• JOB
Find all the lines with "screenshot" and gather them.
=== MATERIAL SUPPLIED ===
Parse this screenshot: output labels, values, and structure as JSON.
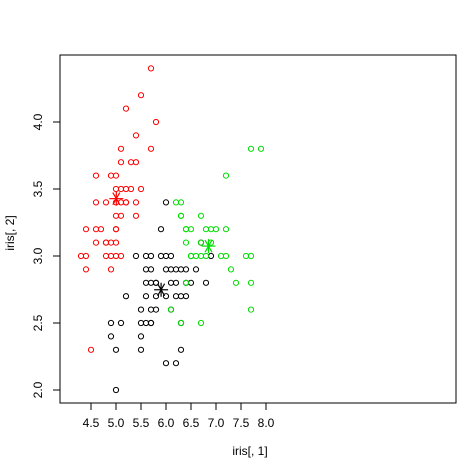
{
  "chart_data": {
    "type": "scatter",
    "title": "",
    "xlabel": "iris[, 1]",
    "ylabel": "iris[, 2]",
    "xlim": [
      4.3,
      7.9
    ],
    "ylim": [
      2.0,
      4.4
    ],
    "x_ticks": [
      4.5,
      5.0,
      5.5,
      6.0,
      6.5,
      7.0,
      7.5,
      8.0
    ],
    "x_tick_labels": [
      "4.5",
      "5.0",
      "5.5",
      "6.0",
      "6.5",
      "7.0",
      "7.5",
      "8.0"
    ],
    "y_ticks": [
      2.0,
      2.5,
      3.0,
      3.5,
      4.0
    ],
    "y_tick_labels": [
      "2.0",
      "2.5",
      "3.0",
      "3.5",
      "4.0"
    ],
    "grid": false,
    "series": [
      {
        "color": "#ff0000",
        "marker": "circle-open",
        "points": [
          [
            4.3,
            3.0
          ],
          [
            4.4,
            2.9
          ],
          [
            4.4,
            3.0
          ],
          [
            4.4,
            3.2
          ],
          [
            4.5,
            2.3
          ],
          [
            4.6,
            3.1
          ],
          [
            4.6,
            3.2
          ],
          [
            4.6,
            3.4
          ],
          [
            4.6,
            3.6
          ],
          [
            4.7,
            3.2
          ],
          [
            4.8,
            3.0
          ],
          [
            4.8,
            3.1
          ],
          [
            4.8,
            3.4
          ],
          [
            4.9,
            3.0
          ],
          [
            4.9,
            3.1
          ],
          [
            4.9,
            3.6
          ],
          [
            5.0,
            3.0
          ],
          [
            5.0,
            3.2
          ],
          [
            5.0,
            3.3
          ],
          [
            5.0,
            3.4
          ],
          [
            5.0,
            3.5
          ],
          [
            5.0,
            3.6
          ],
          [
            5.1,
            3.3
          ],
          [
            5.1,
            3.4
          ],
          [
            5.1,
            3.5
          ],
          [
            5.1,
            3.7
          ],
          [
            5.1,
            3.8
          ],
          [
            5.2,
            3.4
          ],
          [
            5.2,
            3.5
          ],
          [
            5.2,
            4.1
          ],
          [
            5.3,
            3.7
          ],
          [
            5.4,
            3.4
          ],
          [
            5.4,
            3.7
          ],
          [
            5.4,
            3.9
          ],
          [
            5.5,
            3.5
          ],
          [
            5.5,
            4.2
          ],
          [
            5.7,
            3.8
          ],
          [
            5.7,
            4.4
          ],
          [
            5.8,
            4.0
          ],
          [
            4.8,
            3.1
          ],
          [
            4.9,
            2.9
          ],
          [
            5.0,
            3.2
          ],
          [
            5.1,
            3.0
          ],
          [
            5.0,
            3.1
          ],
          [
            5.2,
            3.4
          ],
          [
            5.4,
            3.3
          ],
          [
            5.3,
            3.5
          ]
        ]
      },
      {
        "color": "#000000",
        "marker": "circle-open",
        "points": [
          [
            4.9,
            2.4
          ],
          [
            4.9,
            2.5
          ],
          [
            5.0,
            2.0
          ],
          [
            5.0,
            2.3
          ],
          [
            5.1,
            2.5
          ],
          [
            5.2,
            2.7
          ],
          [
            5.4,
            3.0
          ],
          [
            5.5,
            2.3
          ],
          [
            5.5,
            2.4
          ],
          [
            5.5,
            2.5
          ],
          [
            5.5,
            2.6
          ],
          [
            5.6,
            2.5
          ],
          [
            5.6,
            2.7
          ],
          [
            5.6,
            2.8
          ],
          [
            5.6,
            2.9
          ],
          [
            5.6,
            3.0
          ],
          [
            5.7,
            2.5
          ],
          [
            5.7,
            2.6
          ],
          [
            5.7,
            2.8
          ],
          [
            5.7,
            2.9
          ],
          [
            5.7,
            3.0
          ],
          [
            5.8,
            2.6
          ],
          [
            5.8,
            2.7
          ],
          [
            5.8,
            2.8
          ],
          [
            5.9,
            3.0
          ],
          [
            5.9,
            3.2
          ],
          [
            6.0,
            2.2
          ],
          [
            6.0,
            2.7
          ],
          [
            6.0,
            2.9
          ],
          [
            6.0,
            3.0
          ],
          [
            6.0,
            3.4
          ],
          [
            6.1,
            2.6
          ],
          [
            6.1,
            2.8
          ],
          [
            6.1,
            2.9
          ],
          [
            6.1,
            3.0
          ],
          [
            6.2,
            2.2
          ],
          [
            6.2,
            2.8
          ],
          [
            6.2,
            2.9
          ],
          [
            6.3,
            2.3
          ],
          [
            6.3,
            2.5
          ],
          [
            6.3,
            2.7
          ],
          [
            6.3,
            2.9
          ],
          [
            6.4,
            2.9
          ],
          [
            6.6,
            2.9
          ],
          [
            6.8,
            2.8
          ],
          [
            6.9,
            3.0
          ],
          [
            6.7,
            3.1
          ],
          [
            6.4,
            2.7
          ],
          [
            6.5,
            2.8
          ],
          [
            6.4,
            2.8
          ],
          [
            5.7,
            2.5
          ],
          [
            5.8,
            2.8
          ],
          [
            6.2,
            2.7
          ]
        ]
      },
      {
        "color": "#00dd00",
        "marker": "circle-open",
        "points": [
          [
            6.1,
            2.6
          ],
          [
            6.2,
            3.4
          ],
          [
            6.3,
            2.5
          ],
          [
            6.3,
            3.3
          ],
          [
            6.3,
            3.4
          ],
          [
            6.4,
            3.1
          ],
          [
            6.4,
            3.2
          ],
          [
            6.5,
            3.0
          ],
          [
            6.5,
            3.2
          ],
          [
            6.6,
            3.0
          ],
          [
            6.7,
            2.5
          ],
          [
            6.7,
            3.3
          ],
          [
            6.8,
            3.0
          ],
          [
            6.8,
            3.2
          ],
          [
            6.9,
            3.1
          ],
          [
            6.9,
            3.2
          ],
          [
            7.0,
            3.2
          ],
          [
            7.1,
            3.0
          ],
          [
            7.2,
            3.0
          ],
          [
            7.2,
            3.2
          ],
          [
            7.2,
            3.6
          ],
          [
            7.3,
            2.9
          ],
          [
            7.4,
            2.8
          ],
          [
            7.6,
            3.0
          ],
          [
            7.7,
            2.6
          ],
          [
            7.7,
            2.8
          ],
          [
            7.7,
            3.0
          ],
          [
            7.7,
            3.8
          ],
          [
            7.9,
            3.8
          ],
          [
            6.7,
            3.0
          ],
          [
            6.4,
            3.2
          ],
          [
            6.3,
            3.3
          ],
          [
            6.7,
            3.1
          ],
          [
            6.5,
            3.0
          ],
          [
            6.4,
            2.8
          ]
        ]
      }
    ],
    "centers": [
      {
        "color": "#ff0000",
        "x": 5.006,
        "y": 3.428
      },
      {
        "color": "#000000",
        "x": 5.902,
        "y": 2.748
      },
      {
        "color": "#00dd00",
        "x": 6.85,
        "y": 3.074
      }
    ]
  }
}
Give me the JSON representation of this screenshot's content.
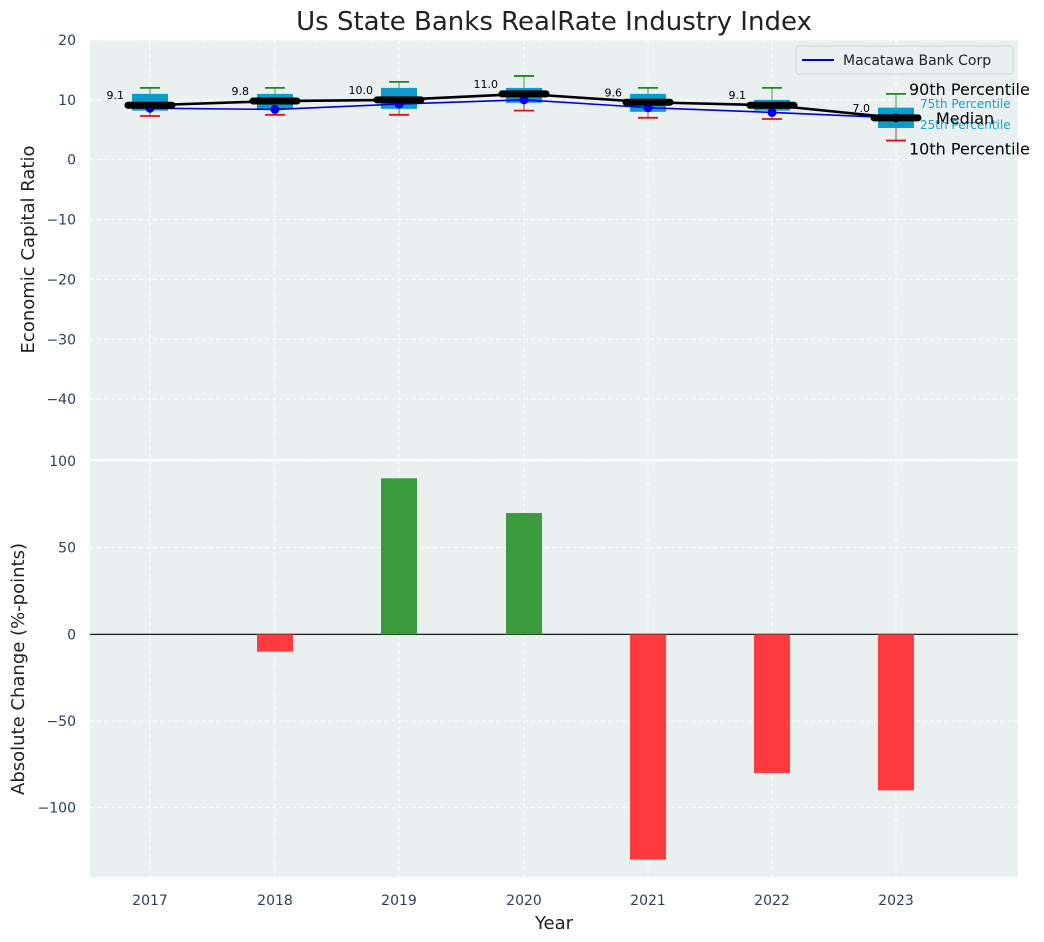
===
• COMPLETE ANSWER
Parse this screenshot: output labels, values, and structure as JSON.
Give me the JSON representation of this screenshot's content.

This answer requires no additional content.